Supplied material:
=-=-=
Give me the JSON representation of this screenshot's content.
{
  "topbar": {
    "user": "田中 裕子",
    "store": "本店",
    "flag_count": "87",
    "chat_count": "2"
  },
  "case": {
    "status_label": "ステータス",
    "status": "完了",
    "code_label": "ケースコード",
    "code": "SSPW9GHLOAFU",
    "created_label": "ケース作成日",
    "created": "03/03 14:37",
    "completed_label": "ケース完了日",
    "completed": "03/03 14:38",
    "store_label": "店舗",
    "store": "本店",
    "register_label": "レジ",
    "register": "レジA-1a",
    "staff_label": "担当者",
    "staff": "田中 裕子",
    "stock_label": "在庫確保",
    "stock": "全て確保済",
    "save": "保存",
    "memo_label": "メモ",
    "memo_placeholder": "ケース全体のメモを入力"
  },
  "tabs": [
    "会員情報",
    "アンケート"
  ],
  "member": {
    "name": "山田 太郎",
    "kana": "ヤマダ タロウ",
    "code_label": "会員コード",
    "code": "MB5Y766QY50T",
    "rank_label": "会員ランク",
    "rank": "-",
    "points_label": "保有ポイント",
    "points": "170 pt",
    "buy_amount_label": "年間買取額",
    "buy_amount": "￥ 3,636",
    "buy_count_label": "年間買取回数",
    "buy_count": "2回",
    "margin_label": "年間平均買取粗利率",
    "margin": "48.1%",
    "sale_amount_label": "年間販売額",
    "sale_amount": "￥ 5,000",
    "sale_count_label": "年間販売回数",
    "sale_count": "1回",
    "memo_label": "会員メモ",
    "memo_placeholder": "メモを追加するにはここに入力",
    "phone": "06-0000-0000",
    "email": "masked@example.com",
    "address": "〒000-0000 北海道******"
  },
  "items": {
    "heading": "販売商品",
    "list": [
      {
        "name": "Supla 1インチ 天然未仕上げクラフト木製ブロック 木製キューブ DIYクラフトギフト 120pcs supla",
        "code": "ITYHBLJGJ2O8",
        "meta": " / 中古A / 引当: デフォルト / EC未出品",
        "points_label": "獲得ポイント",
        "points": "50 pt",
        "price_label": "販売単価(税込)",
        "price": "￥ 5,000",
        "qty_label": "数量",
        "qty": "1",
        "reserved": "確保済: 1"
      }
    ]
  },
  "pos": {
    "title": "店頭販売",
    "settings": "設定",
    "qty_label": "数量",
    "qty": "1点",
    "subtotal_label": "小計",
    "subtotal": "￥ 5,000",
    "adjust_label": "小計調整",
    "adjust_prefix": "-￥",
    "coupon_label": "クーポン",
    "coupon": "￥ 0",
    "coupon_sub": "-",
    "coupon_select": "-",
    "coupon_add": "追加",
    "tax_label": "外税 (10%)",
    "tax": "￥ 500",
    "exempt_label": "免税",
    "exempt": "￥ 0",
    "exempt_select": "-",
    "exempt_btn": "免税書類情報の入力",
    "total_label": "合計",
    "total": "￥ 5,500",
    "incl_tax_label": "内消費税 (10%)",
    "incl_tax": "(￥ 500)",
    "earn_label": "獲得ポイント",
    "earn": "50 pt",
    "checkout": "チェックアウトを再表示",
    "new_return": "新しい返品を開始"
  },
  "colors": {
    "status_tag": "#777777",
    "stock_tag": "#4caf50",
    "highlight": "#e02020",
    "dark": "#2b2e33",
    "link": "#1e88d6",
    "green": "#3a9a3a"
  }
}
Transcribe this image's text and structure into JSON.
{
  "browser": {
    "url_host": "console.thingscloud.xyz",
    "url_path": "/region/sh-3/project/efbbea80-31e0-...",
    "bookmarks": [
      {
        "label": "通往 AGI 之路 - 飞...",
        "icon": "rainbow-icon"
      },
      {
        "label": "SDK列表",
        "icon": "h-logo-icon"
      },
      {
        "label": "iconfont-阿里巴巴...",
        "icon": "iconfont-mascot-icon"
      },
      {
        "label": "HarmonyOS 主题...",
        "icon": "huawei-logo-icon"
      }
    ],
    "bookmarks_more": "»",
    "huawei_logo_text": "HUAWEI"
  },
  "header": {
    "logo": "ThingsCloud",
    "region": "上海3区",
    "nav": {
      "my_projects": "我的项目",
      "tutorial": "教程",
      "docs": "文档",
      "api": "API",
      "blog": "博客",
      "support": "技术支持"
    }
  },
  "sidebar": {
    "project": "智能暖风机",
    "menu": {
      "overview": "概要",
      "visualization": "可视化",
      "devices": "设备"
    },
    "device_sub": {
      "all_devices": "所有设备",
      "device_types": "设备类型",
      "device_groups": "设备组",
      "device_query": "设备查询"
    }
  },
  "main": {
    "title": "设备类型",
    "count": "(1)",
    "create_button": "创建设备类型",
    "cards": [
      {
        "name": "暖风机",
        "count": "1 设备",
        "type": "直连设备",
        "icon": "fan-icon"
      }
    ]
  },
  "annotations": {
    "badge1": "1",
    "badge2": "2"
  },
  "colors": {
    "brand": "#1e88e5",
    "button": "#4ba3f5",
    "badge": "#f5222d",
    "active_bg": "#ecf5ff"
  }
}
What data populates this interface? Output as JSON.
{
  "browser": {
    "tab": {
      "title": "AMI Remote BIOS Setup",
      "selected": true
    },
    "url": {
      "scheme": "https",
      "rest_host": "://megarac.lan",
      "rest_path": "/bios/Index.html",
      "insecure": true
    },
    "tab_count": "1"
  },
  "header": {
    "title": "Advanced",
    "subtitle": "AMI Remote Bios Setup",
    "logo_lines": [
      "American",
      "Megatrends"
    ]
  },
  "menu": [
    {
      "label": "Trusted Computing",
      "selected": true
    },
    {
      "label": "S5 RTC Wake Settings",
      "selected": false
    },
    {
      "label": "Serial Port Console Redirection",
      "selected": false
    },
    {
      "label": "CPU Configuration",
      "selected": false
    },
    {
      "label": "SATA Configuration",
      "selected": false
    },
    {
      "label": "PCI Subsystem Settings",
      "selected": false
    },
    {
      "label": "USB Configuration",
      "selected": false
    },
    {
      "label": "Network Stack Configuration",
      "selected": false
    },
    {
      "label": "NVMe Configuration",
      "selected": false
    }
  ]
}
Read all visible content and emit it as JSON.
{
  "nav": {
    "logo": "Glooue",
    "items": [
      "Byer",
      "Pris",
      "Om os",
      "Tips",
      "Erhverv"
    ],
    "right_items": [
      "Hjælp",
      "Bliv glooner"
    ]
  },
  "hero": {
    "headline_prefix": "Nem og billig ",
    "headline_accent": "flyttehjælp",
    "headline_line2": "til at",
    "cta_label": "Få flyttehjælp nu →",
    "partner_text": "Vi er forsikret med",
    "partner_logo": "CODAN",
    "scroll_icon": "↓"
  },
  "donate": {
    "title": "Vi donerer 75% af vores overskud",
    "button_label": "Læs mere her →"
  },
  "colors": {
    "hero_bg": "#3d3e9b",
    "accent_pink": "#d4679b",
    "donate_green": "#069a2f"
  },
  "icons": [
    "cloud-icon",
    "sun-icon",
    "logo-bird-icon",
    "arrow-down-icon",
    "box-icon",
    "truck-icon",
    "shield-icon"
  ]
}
=-=-=
Copy out all of the records above with nothing altered.

Give me the JSON representation of this screenshot's content.
{
  "topbar": {
    "user": "田中 裕子",
    "store": "本店",
    "flag_count": "87",
    "chat_count": "2"
  },
  "case": {
    "status_label": "ステータス",
    "status": "完了",
    "code_label": "ケースコード",
    "code": "SSPW9GHLOAFU",
    "created_label": "ケース作成日",
    "created": "03/03 14:37",
    "completed_label": "ケース完了日",
    "completed": "03/03 14:38",
    "store_label": "店舗",
    "store": "本店",
    "register_label": "レジ",
    "register": "レジA-1a",
    "staff_label": "担当者",
    "staff": "田中 裕子",
    "stock_label": "在庫確保",
    "stock": "全て確保済",
    "save": "保存",
    "memo_label": "メモ",
    "memo_placeholder": "ケース全体のメモを入力"
  },
  "tabs": [
    "会員情報",
    "アンケート"
  ],
  "member": {
    "name": "山田 太郎",
    "kana": "ヤマダ タロウ",
    "code_label": "会員コード",
    "code": "MB5Y766QY50T",
    "rank_label": "会員ランク",
    "rank": "-",
    "points_label": "保有ポイント",
    "points": "170 pt",
    "buy_amount_label": "年間買取額",
    "buy_amount": "￥ 3,636",
    "buy_count_label": "年間買取回数",
    "buy_count": "2回",
    "margin_label": "年間平均買取粗利率",
    "margin": "48.1%",
    "sale_amount_label": "年間販売額",
    "sale_amount": "￥ 5,000",
    "sale_count_label": "年間販売回数",
    "sale_count": "1回",
    "memo_label": "会員メモ",
    "memo_placeholder": "メモを追加するにはここに入力",
    "phone": "06-0000-0000",
    "email": "masked@example.com",
    "address": "〒000-0000 北海道******"
  },
  "items": {
    "heading": "販売商品",
    "list": [
      {
        "name": "Supla 1インチ 天然未仕上げクラフト木製ブロック 木製キューブ DIYクラフトギフト 120pcs supla",
        "code": "ITYHBLJGJ2O8",
        "meta": " / 中古A / 引当: デフォルト / EC未出品",
        "points_label": "獲得ポイント",
        "points": "50 pt",
        "price_label": "販売単価(税込)",
        "price": "￥ 5,000",
        "qty_label": "数量",
        "qty": "1",
        "reserved": "確保済: 1"
      }
    ]
  },
  "pos": {
    "title": "店頭販売",
    "settings": "設定",
    "qty_label": "数量",
    "qty": "1点",
    "subtotal_label": "小計",
    "subtotal": "￥ 5,000",
    "adjust_label": "小計調整",
    "adjust_prefix": "-￥",
    "coupon_label": "クーポン",
    "coupon": "￥ 0",
    "coupon_sub": "-",
    "coupon_select": "-",
    "coupon_add": "追加",
    "tax_label": "外税 (10%)",
    "tax": "￥ 500",
    "exempt_label": "免税",
    "exempt": "￥ 0",
    "exempt_select": "-",
    "exempt_btn": "免税書類情報の入力",
    "total_label": "合計",
    "total": "￥ 5,500",
    "incl_tax_label": "内消費税 (10%)",
    "incl_tax": "(￥ 500)",
    "earn_label": "獲得ポイント",
    "earn": "50 pt",
    "checkout": "チェックアウトを再表示",
    "new_return": "新しい返品を開始"
  },
  "colors": {
    "status_tag": "#777777",
    "stock_tag": "#4caf50",
    "highlight": "#e02020",
    "dark": "#2b2e33",
    "link": "#1e88d6",
    "green": "#3a9a3a"
  }
}
Transcribe this image's text and structure into JSON.
{
  "browser": {
    "url_host": "console.thingscloud.xyz",
    "url_path": "/region/sh-3/project/efbbea80-31e0-...",
    "bookmarks": [
      {
        "label": "通往 AGI 之路 - 飞...",
        "icon": "rainbow-icon"
      },
      {
        "label": "SDK列表",
        "icon": "h-logo-icon"
      },
      {
        "label": "iconfont-阿里巴巴...",
        "icon": "iconfont-mascot-icon"
      },
      {
        "label": "HarmonyOS 主题...",
        "icon": "huawei-logo-icon"
      }
    ],
    "bookmarks_more": "»",
    "huawei_logo_text": "HUAWEI"
  },
  "header": {
    "logo": "ThingsCloud",
    "region": "上海3区",
    "nav": {
      "my_projects": "我的项目",
      "tutorial": "教程",
      "docs": "文档",
      "api": "API",
      "blog": "博客",
      "support": "技术支持"
    }
  },
  "sidebar": {
    "project": "智能暖风机",
    "menu": {
      "overview": "概要",
      "visualization": "可视化",
      "devices": "设备"
    },
    "device_sub": {
      "all_devices": "所有设备",
      "device_types": "设备类型",
      "device_groups": "设备组",
      "device_query": "设备查询"
    }
  },
  "main": {
    "title": "设备类型",
    "count": "(1)",
    "create_button": "创建设备类型",
    "cards": [
      {
        "name": "暖风机",
        "count": "1 设备",
        "type": "直连设备",
        "icon": "fan-icon"
      }
    ]
  },
  "annotations": {
    "badge1": "1",
    "badge2": "2"
  },
  "colors": {
    "brand": "#1e88e5",
    "button": "#4ba3f5",
    "badge": "#f5222d",
    "active_bg": "#ecf5ff"
  }
}
What data populates this interface? Output as JSON.
{
  "browser": {
    "tab": {
      "title": "AMI Remote BIOS Setup",
      "selected": true
    },
    "url": {
      "scheme": "https",
      "rest_host": "://megarac.lan",
      "rest_path": "/bios/Index.html",
      "insecure": true
    },
    "tab_count": "1"
  },
  "header": {
    "title": "Advanced",
    "subtitle": "AMI Remote Bios Setup",
    "logo_lines": [
      "American",
      "Megatrends"
    ]
  },
  "menu": [
    {
      "label": "Trusted Computing",
      "selected": true
    },
    {
      "label": "S5 RTC Wake Settings",
      "selected": false
    },
    {
      "label": "Serial Port Console Redirection",
      "selected": false
    },
    {
      "label": "CPU Configuration",
      "selected": false
    },
    {
      "label": "SATA Configuration",
      "selected": false
    },
    {
      "label": "PCI Subsystem Settings",
      "selected": false
    },
    {
      "label": "USB Configuration",
      "selected": false
    },
    {
      "label": "Network Stack Configuration",
      "selected": false
    },
    {
      "label": "NVMe Configuration",
      "selected": false
    }
  ]
}
Read all visible content and emit it as JSON.
{
  "nav": {
    "logo": "Glooue",
    "items": [
      "Byer",
      "Pris",
      "Om os",
      "Tips",
      "Erhverv"
    ],
    "right_items": [
      "Hjælp",
      "Bliv glooner"
    ]
  },
  "hero": {
    "headline_prefix": "Nem og billig ",
    "headline_accent": "flyttehjælp",
    "headline_line2": "til at",
    "cta_label": "Få flyttehjælp nu →",
    "partner_text": "Vi er forsikret med",
    "partner_logo": "CODAN",
    "scroll_icon": "↓"
  },
  "donate": {
    "title": "Vi donerer 75% af vores overskud",
    "button_label": "Læs mere her →"
  },
  "colors": {
    "hero_bg": "#3d3e9b",
    "accent_pink": "#d4679b",
    "donate_green": "#069a2f"
  },
  "icons": [
    "cloud-icon",
    "sun-icon",
    "logo-bird-icon",
    "arrow-down-icon",
    "box-icon",
    "truck-icon",
    "shield-icon"
  ]
}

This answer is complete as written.